Write out all the entries word for word, but skip any images.

═══ ENTRIES ═══

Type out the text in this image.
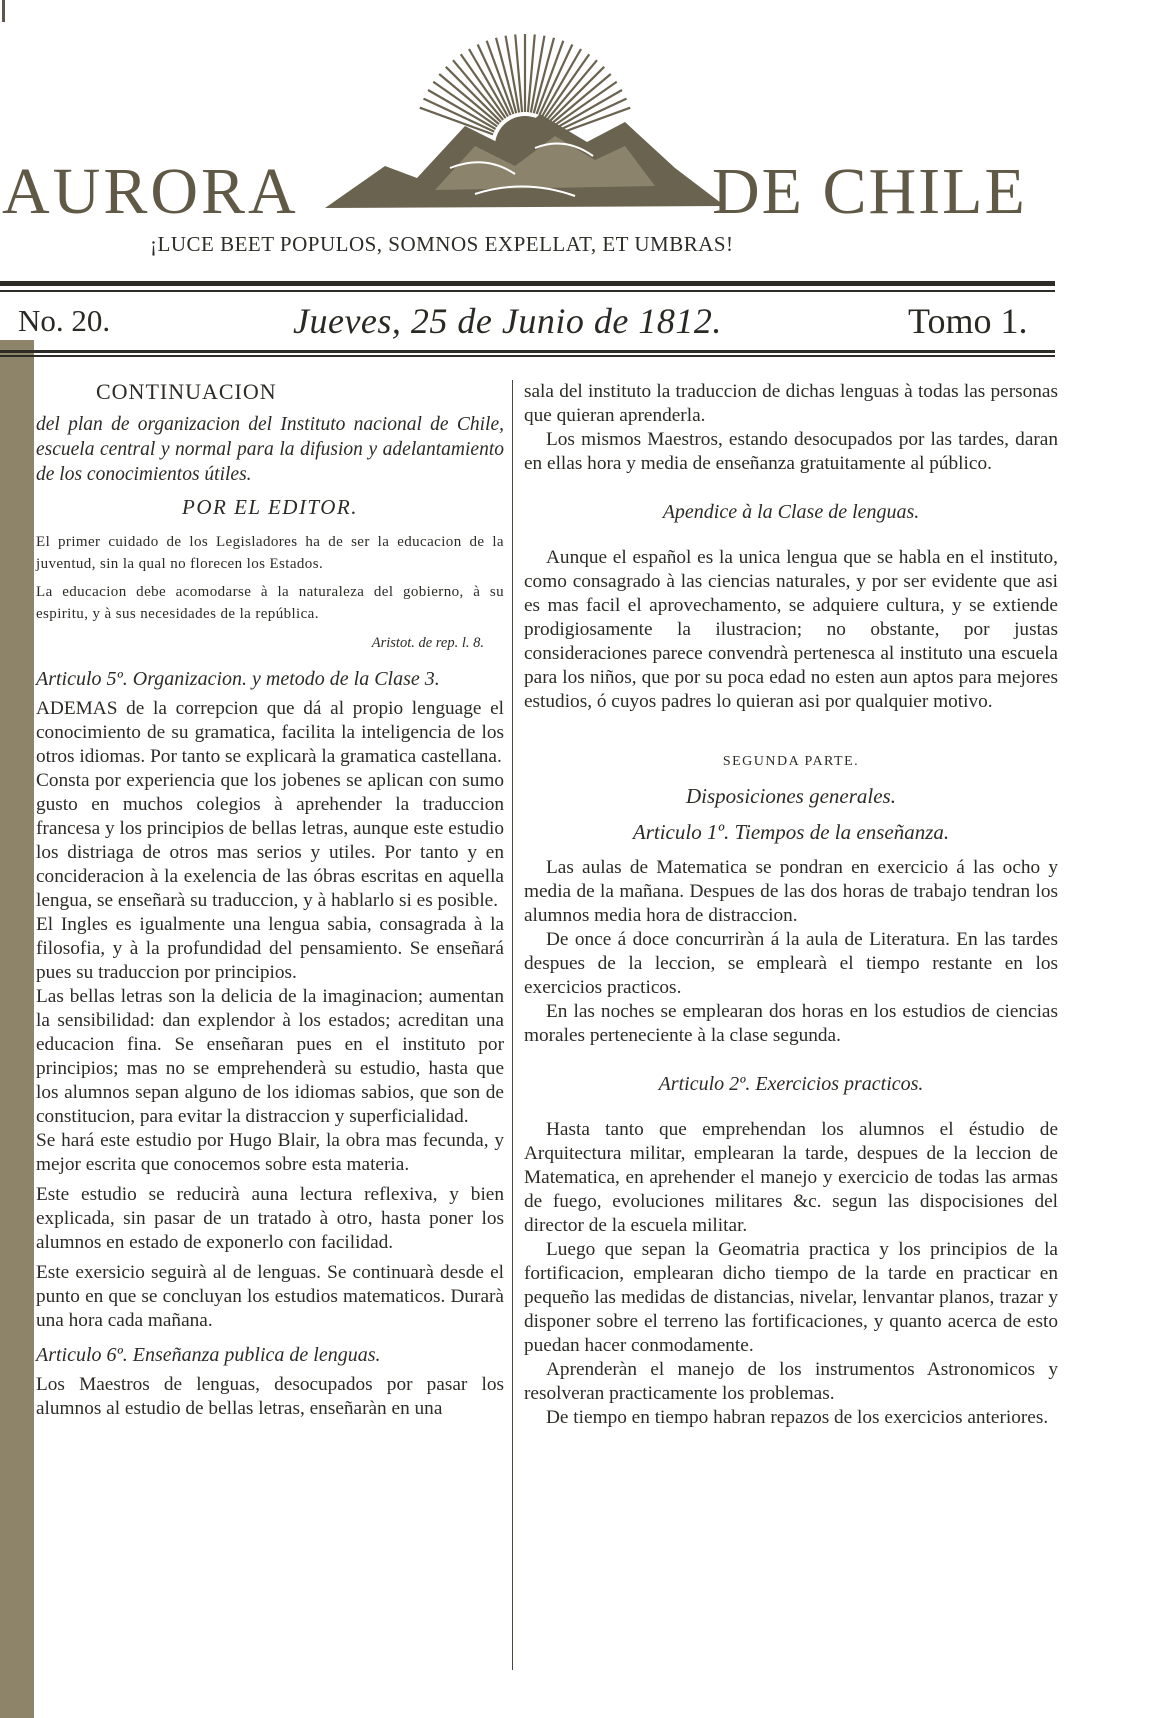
AURORA	DE CHILE
¡LUCE BEET POPULOS, SOMNOS EXPELLAT, ET UMBRAS!
No. 20.	Jueves, 25 de Junio de 1812.	Tomo 1.

CONTINUACION

del plan de organizacion del Instituto nacional de Chile, escuela central y normal para la difusion y adelantamiento de los conocimientos útiles.

POR EL EDITOR.

El primer cuidado de los Legisladores ha de ser la educacion de la juventud, sin la qual no florecen los Estados.

La educacion debe acomodarse à la naturaleza del gobierno, à su espiritu, y à sus necesidades de la república.

Aristot. de rep. l. 8.

Articulo 5º. Organizacion. y metodo de la Clase 3.

ADEMAS de la correpcion que dá al propio lenguage el conocimiento de su gramatica, facilita la inteligencia de los otros idiomas. Por tanto se explicarà la gramatica castellana.

Consta por experiencia que los jobenes se aplican con sumo gusto en muchos colegios à aprehender la traduccion francesa y los principios de bellas letras, aunque este estudio los distriaga de otros mas serios y utiles. Por tanto y en concideracion à la exelencia de las óbras escritas en aquella lengua, se enseñarà su traduccion, y à hablarlo si es posible.

El Ingles es igualmente una lengua sabia, consagrada à la filosofia, y à la profundidad del pensamiento. Se enseñará pues su traduccion por principios.

Las bellas letras son la delicia de la imaginacion; aumentan la sensibilidad: dan explendor à los estados; acreditan una educacion fina. Se enseñaran pues en el instituto por principios; mas no se emprehenderà su estudio, hasta que los alumnos sepan alguno de los idiomas sabios, que son de constitucion, para evitar la distraccion y superficialidad.

Se hará este estudio por Hugo Blair, la obra mas fecunda, y mejor escrita que conocemos sobre esta materia.

Este estudio se reducirà auna lectura reflexiva, y bien explicada, sin pasar de un tratado à otro, hasta poner los alumnos en estado de exponerlo con facilidad.

Este exersicio seguirà al de lenguas. Se continuarà desde el punto en que se concluyan los estudios matematicos. Durarà una hora cada mañana.

Articulo 6º. Enseñanza publica de lenguas.

Los Maestros de lenguas, desocupados por pasar los alumnos al estudio de bellas letras, enseñaràn en una

sala del instituto la traduccion de dichas lenguas à todas las personas que quieran aprenderla.

Los mismos Maestros, estando desocupados por las tardes, daran en ellas hora y media de enseñanza gratuitamente al público.

Apendice à la Clase de lenguas.

Aunque el español es la unica lengua que se habla en el instituto, como consagrado à las ciencias naturales, y por ser evidente que asi es mas facil el aprovechamento, se adquiere cultura, y se extiende prodigiosamente la ilustracion; no obstante, por justas consideraciones parece convendrà pertenesca al instituto una escuela para los niños, que por su poca edad no esten aun aptos para mejores estudios, ó cuyos padres lo quieran asi por qualquier motivo.

SEGUNDA PARTE.

Disposiciones generales.

Articulo 1º. Tiempos de la enseñanza.

Las aulas de Matematica se pondran en exercicio á las ocho y media de la mañana. Despues de las dos horas de trabajo tendran los alumnos media hora de distraccion.

De once á doce concurriràn á la aula de Literatura. En las tardes despues de la leccion, se emplearà el tiempo restante en los exercicios practicos.

En las noches se emplearan dos horas en los estudios de ciencias morales perteneciente à la clase segunda.

Articulo 2º. Exercicios practicos.

Hasta tanto que emprehendan los alumnos el éstudio de Arquitectura militar, emplearan la tarde, despues de la leccion de Matematica, en aprehender el manejo y exercicio de todas las armas de fuego, evoluciones militares &c. segun las dispocisiones del director de la escuela militar.

Luego que sepan la Geomatria practica y los principios de la fortificacion, emplearan dicho tiempo de la tarde en practicar en pequeño las medidas de distancias, nivelar, lenvantar planos, trazar y disponer sobre el terreno las fortificaciones, y quanto acerca de esto puedan hacer conmodamente.

Aprenderàn el manejo de los instrumentos Astronomicos y resolveran practicamente los problemas.

De tiempo en tiempo habran repazos de los exercicios anteriores.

═══

> **THE COMPLETED TASK**:
Type out the text in this image.
AURORA	DE CHILE
¡LUCE BEET POPULOS, SOMNOS EXPELLAT, ET UMBRAS!
No. 20.	Jueves, 25 de Junio de 1812.	Tomo 1.

CONTINUACION

del plan de organizacion del Instituto nacional de Chile, escuela central y normal para la difusion y adelantamiento de los conocimientos útiles.

POR EL EDITOR.

El primer cuidado de los Legisladores ha de ser la educacion de la juventud, sin la qual no florecen los Estados.

La educacion debe acomodarse à la naturaleza del gobierno, à su espiritu, y à sus necesidades de la república.

Aristot. de rep. l. 8.

Articulo 5º. Organizacion. y metodo de la Clase 3.

ADEMAS de la correpcion que dá al propio lenguage el conocimiento de su gramatica, facilita la inteligencia de los otros idiomas. Por tanto se explicarà la gramatica castellana.

Consta por experiencia que los jobenes se aplican con sumo gusto en muchos colegios à aprehender la traduccion francesa y los principios de bellas letras, aunque este estudio los distriaga de otros mas serios y utiles. Por tanto y en concideracion à la exelencia de las óbras escritas en aquella lengua, se enseñarà su traduccion, y à hablarlo si es posible.

El Ingles es igualmente una lengua sabia, consagrada à la filosofia, y à la profundidad del pensamiento. Se enseñará pues su traduccion por principios.

Las bellas letras son la delicia de la imaginacion; aumentan la sensibilidad: dan explendor à los estados; acreditan una educacion fina. Se enseñaran pues en el instituto por principios; mas no se emprehenderà su estudio, hasta que los alumnos sepan alguno de los idiomas sabios, que son de constitucion, para evitar la distraccion y superficialidad.

Se hará este estudio por Hugo Blair, la obra mas fecunda, y mejor escrita que conocemos sobre esta materia.

Este estudio se reducirà auna lectura reflexiva, y bien explicada, sin pasar de un tratado à otro, hasta poner los alumnos en estado de exponerlo con facilidad.

Este exersicio seguirà al de lenguas. Se continuarà desde el punto en que se concluyan los estudios matematicos. Durarà una hora cada mañana.

Articulo 6º. Enseñanza publica de lenguas.

Los Maestros de lenguas, desocupados por pasar los alumnos al estudio de bellas letras, enseñaràn en una

sala del instituto la traduccion de dichas lenguas à todas las personas que quieran aprenderla.

Los mismos Maestros, estando desocupados por las tardes, daran en ellas hora y media de enseñanza gratuitamente al público.

Apendice à la Clase de lenguas.

Aunque el español es la unica lengua que se habla en el instituto, como consagrado à las ciencias naturales, y por ser evidente que asi es mas facil el aprovechamento, se adquiere cultura, y se extiende prodigiosamente la ilustracion; no obstante, por justas consideraciones parece convendrà pertenesca al instituto una escuela para los niños, que por su poca edad no esten aun aptos para mejores estudios, ó cuyos padres lo quieran asi por qualquier motivo.

SEGUNDA PARTE.

Disposiciones generales.

Articulo 1º. Tiempos de la enseñanza.

Las aulas de Matematica se pondran en exercicio á las ocho y media de la mañana. Despues de las dos horas de trabajo tendran los alumnos media hora de distraccion.

De once á doce concurriràn á la aula de Literatura. En las tardes despues de la leccion, se emplearà el tiempo restante en los exercicios practicos.

En las noches se emplearan dos horas en los estudios de ciencias morales perteneciente à la clase segunda.

Articulo 2º. Exercicios practicos.

Hasta tanto que emprehendan los alumnos el éstudio de Arquitectura militar, emplearan la tarde, despues de la leccion de Matematica, en aprehender el manejo y exercicio de todas las armas de fuego, evoluciones militares &c. segun las dispocisiones del director de la escuela militar.

Luego que sepan la Geomatria practica y los principios de la fortificacion, emplearan dicho tiempo de la tarde en practicar en pequeño las medidas de distancias, nivelar, lenvantar planos, trazar y disponer sobre el terreno las fortificaciones, y quanto acerca de esto puedan hacer conmodamente.

Aprenderàn el manejo de los instrumentos Astronomicos y resolveran practicamente los problemas.

De tiempo en tiempo habran repazos de los exercicios anteriores.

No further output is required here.